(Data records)
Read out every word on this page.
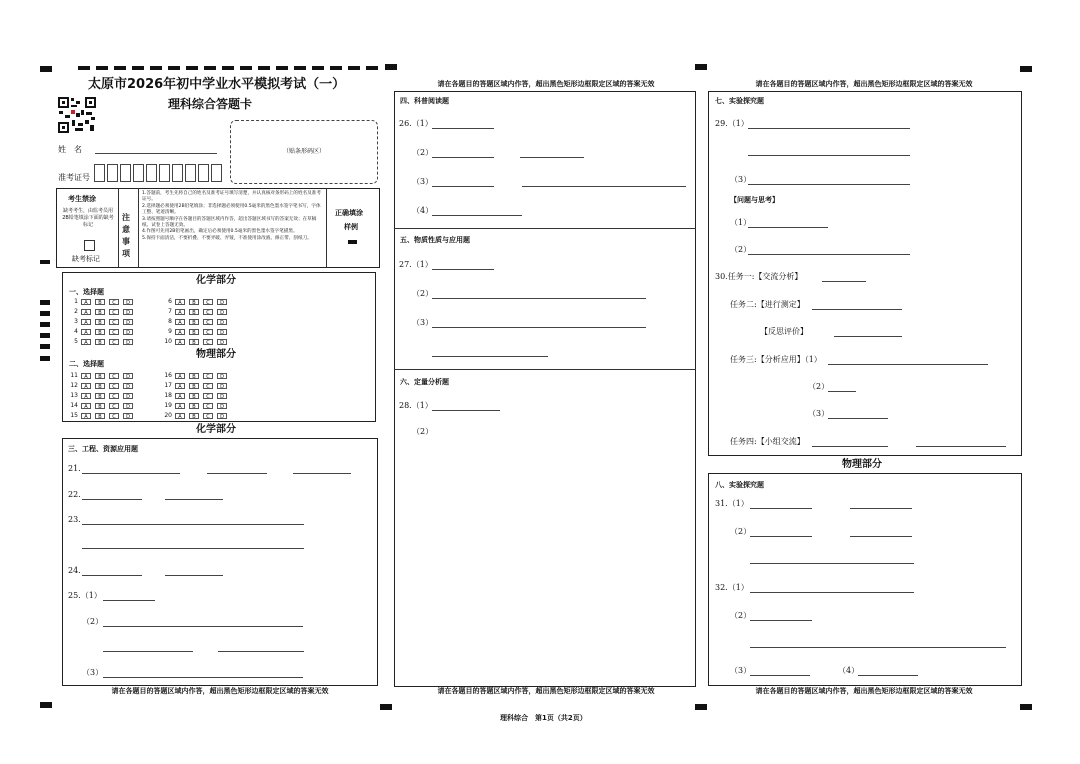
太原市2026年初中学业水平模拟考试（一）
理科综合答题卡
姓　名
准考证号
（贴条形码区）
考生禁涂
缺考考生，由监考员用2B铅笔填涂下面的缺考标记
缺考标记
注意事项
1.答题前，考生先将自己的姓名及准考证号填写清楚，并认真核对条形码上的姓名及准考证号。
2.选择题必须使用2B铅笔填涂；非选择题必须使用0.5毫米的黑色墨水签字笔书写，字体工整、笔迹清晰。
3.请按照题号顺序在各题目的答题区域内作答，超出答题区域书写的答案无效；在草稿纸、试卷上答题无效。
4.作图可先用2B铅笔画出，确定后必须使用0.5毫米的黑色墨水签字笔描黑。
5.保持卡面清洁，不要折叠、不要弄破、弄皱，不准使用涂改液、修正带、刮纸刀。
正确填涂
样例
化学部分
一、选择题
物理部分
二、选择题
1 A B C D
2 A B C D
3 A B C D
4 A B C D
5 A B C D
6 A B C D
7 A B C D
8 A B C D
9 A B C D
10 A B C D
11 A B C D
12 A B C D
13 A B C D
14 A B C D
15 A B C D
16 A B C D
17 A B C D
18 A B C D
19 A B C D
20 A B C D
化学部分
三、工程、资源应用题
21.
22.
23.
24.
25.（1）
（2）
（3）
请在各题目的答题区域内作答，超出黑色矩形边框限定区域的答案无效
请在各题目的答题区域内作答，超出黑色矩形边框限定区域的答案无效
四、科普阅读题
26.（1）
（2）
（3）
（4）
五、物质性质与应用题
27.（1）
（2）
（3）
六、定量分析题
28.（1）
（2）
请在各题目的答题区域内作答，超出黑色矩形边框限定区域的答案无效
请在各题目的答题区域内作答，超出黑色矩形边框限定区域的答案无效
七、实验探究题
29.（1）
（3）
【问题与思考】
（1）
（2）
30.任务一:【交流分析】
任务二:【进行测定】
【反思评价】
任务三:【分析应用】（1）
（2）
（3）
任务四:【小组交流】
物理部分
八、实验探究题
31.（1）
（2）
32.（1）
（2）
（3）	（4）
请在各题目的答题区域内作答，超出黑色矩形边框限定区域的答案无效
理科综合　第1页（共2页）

### Description of the task
Repeat the data above exactly, but not the pictures.

### Problem solution
Read out every word on this page.
太原市2026年初中学业水平模拟考试（一）
理科综合答题卡
姓　名
准考证号
（贴条形码区）
考生禁涂
缺考考生，由监考员用2B铅笔填涂下面的缺考标记
缺考标记
注意事项
1.答题前，考生先将自己的姓名及准考证号填写清楚，并认真核对条形码上的姓名及准考证号。
2.选择题必须使用2B铅笔填涂；非选择题必须使用0.5毫米的黑色墨水签字笔书写，字体工整、笔迹清晰。
3.请按照题号顺序在各题目的答题区域内作答，超出答题区域书写的答案无效；在草稿纸、试卷上答题无效。
4.作图可先用2B铅笔画出，确定后必须使用0.5毫米的黑色墨水签字笔描黑。
5.保持卡面清洁，不要折叠、不要弄破、弄皱，不准使用涂改液、修正带、刮纸刀。
正确填涂
样例
化学部分
一、选择题
物理部分
二、选择题
1 A B C D
2 A B C D
3 A B C D
4 A B C D
5 A B C D
6 A B C D
7 A B C D
8 A B C D
9 A B C D
10 A B C D
11 A B C D
12 A B C D
13 A B C D
14 A B C D
15 A B C D
16 A B C D
17 A B C D
18 A B C D
19 A B C D
20 A B C D
化学部分
三、工程、资源应用题
21.
22.
23.
24.
25.（1）
（2）
（3）
请在各题目的答题区域内作答，超出黑色矩形边框限定区域的答案无效
请在各题目的答题区域内作答，超出黑色矩形边框限定区域的答案无效
四、科普阅读题
26.（1）
（2）
（3）
（4）
五、物质性质与应用题
27.（1）
（2）
（3）
六、定量分析题
28.（1）
（2）
请在各题目的答题区域内作答，超出黑色矩形边框限定区域的答案无效
请在各题目的答题区域内作答，超出黑色矩形边框限定区域的答案无效
七、实验探究题
29.（1）
（3）
【问题与思考】
（1）
（2）
30.任务一:【交流分析】
任务二:【进行测定】
【反思评价】
任务三:【分析应用】（1）
（2）
（3）
任务四:【小组交流】
物理部分
八、实验探究题
31.（1）
（2）
32.（1）
（2）
（3）	（4）
请在各题目的答题区域内作答，超出黑色矩形边框限定区域的答案无效
理科综合　第1页（共2页）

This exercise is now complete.